> [WHAT YOU SHOULD DO] Extract every line where the string "включая" appears.

> [TASK INPUT]
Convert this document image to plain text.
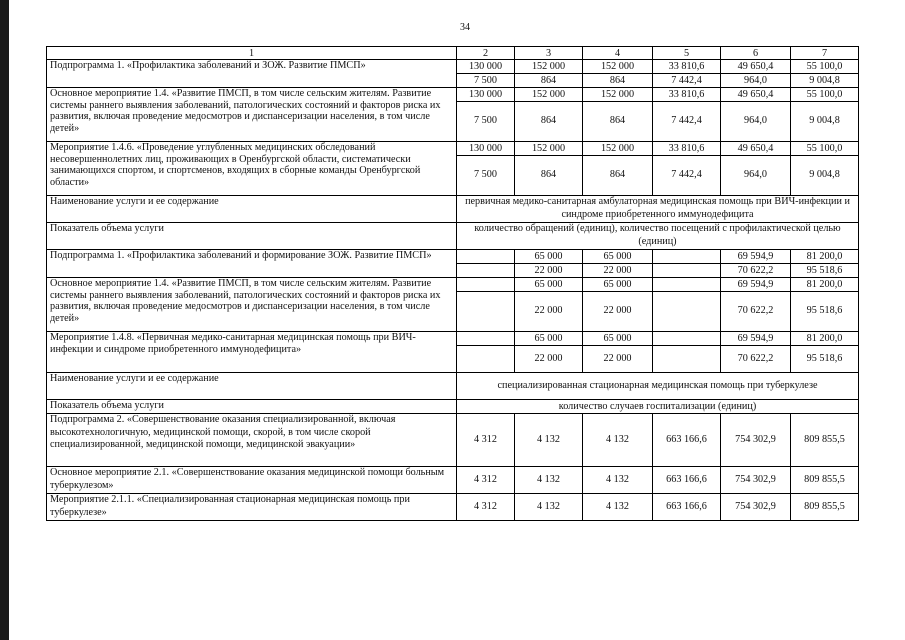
34
1	2	3	4	5	6	7
Подпрограмма 1. «Профилактика заболеваний и ЗОЖ. Развитие ПМСП»	130 000	152 000	152 000	33 810,6	49 650,4	55 100,0
	7 500	864	864	7 442,4	964,0	9 004,8
Основное мероприятие 1.4. «Развитие ПМСП, в том числе сельским жителям. Развитие системы раннего выявления заболеваний, патологических состояний и факторов риска их развития, включая проведение медосмотров и диспансеризации населения, в том числе детей»	130 000	152 000	152 000	33 810,6	49 650,4	55 100,0
	7 500	864	864	7 442,4	964,0	9 004,8
Мероприятие 1.4.6. «Проведение углубленных медицинских обследований несовершеннолетних лиц, проживающих в Оренбургской области, систематически занимающихся спортом, и спортсменов, входящих в сборные команды Оренбургской области»	130 000	152 000	152 000	33 810,6	49 650,4	55 100,0
	7 500	864	864	7 442,4	964,0	9 004,8
Наименование услуги и ее содержание	первичная медико-санитарная амбулаторная медицинская помощь при ВИЧ-инфекции и синдроме приобретенного иммунодефицита					
Показатель объема услуги	количество обращений (единиц), количество посещений с профилактической целью (единиц)					
Подпрограмма 1. «Профилактика заболеваний и формирование ЗОЖ. Развитие ПМСП»		65 000	65 000		69 594,9	81 200,0
		22 000	22 000		70 622,2	95 518,6
Основное мероприятие 1.4. «Развитие ПМСП, в том числе сельским жителям. Развитие системы раннего выявления заболеваний, патологических состояний и факторов риска их развития, включая проведение медосмотров и диспансеризации населения, в том числе детей»		65 000	65 000		69 594,9	81 200,0
		22 000	22 000		70 622,2	95 518,6
Мероприятие 1.4.8. «Первичная медико-санитарная медицинская помощь при ВИЧ-инфекции и синдроме приобретенного иммунодефицита»		65 000	65 000		69 594,9	81 200,0
		22 000	22 000		70 622,2	95 518,6
Наименование услуги и ее содержание	специализированная стационарная медицинская помощь при туберкулезе					
Показатель объема услуги	количество случаев госпитализации (единиц)					
Подпрограмма 2. «Совершенствование оказания специализированной, включая высокотехнологичную, медицинской помощи, скорой, в том числе скорой специализированной, медицинской помощи, медицинской эвакуации»	4 312	4 132	4 132	663 166,6	754 302,9	809 855,5
Основное мероприятие 2.1. «Совершенствование оказания медицинской помощи больным туберкулезом»	4 312	4 132	4 132	663 166,6	754 302,9	809 855,5
Мероприятие 2.1.1. «Специализированная стационарная медицинская помощь при туберкулезе»	4 312	4 132	4 132	663 166,6	754 302,9	809 855,5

> [TASK RESPONSE]
Основное мероприятие 1.4. «Развитие ПМСП, в том числе сельским жителям. Развитие системы раннего выявления заболеваний, патологических состояний и факторов риска их развития, включая проведение медосмотров и диспансеризации населения, в том числе детей»	130 000	152 000	152 000	33 810,6	49 650,4	55 100,0
Основное мероприятие 1.4. «Развитие ПМСП, в том числе сельским жителям. Развитие системы раннего выявления заболеваний, патологических состояний и факторов риска их развития, включая проведение медосмотров и диспансеризации населения, в том числе детей»		65 000	65 000		69 594,9	81 200,0
Подпрограмма 2. «Совершенствование оказания специализированной, включая высокотехнологичную, медицинской помощи, скорой, в том числе скорой специализированной, медицинской помощи, медицинской эвакуации»	4 312	4 132	4 132	663 166,6	754 302,9	809 855,5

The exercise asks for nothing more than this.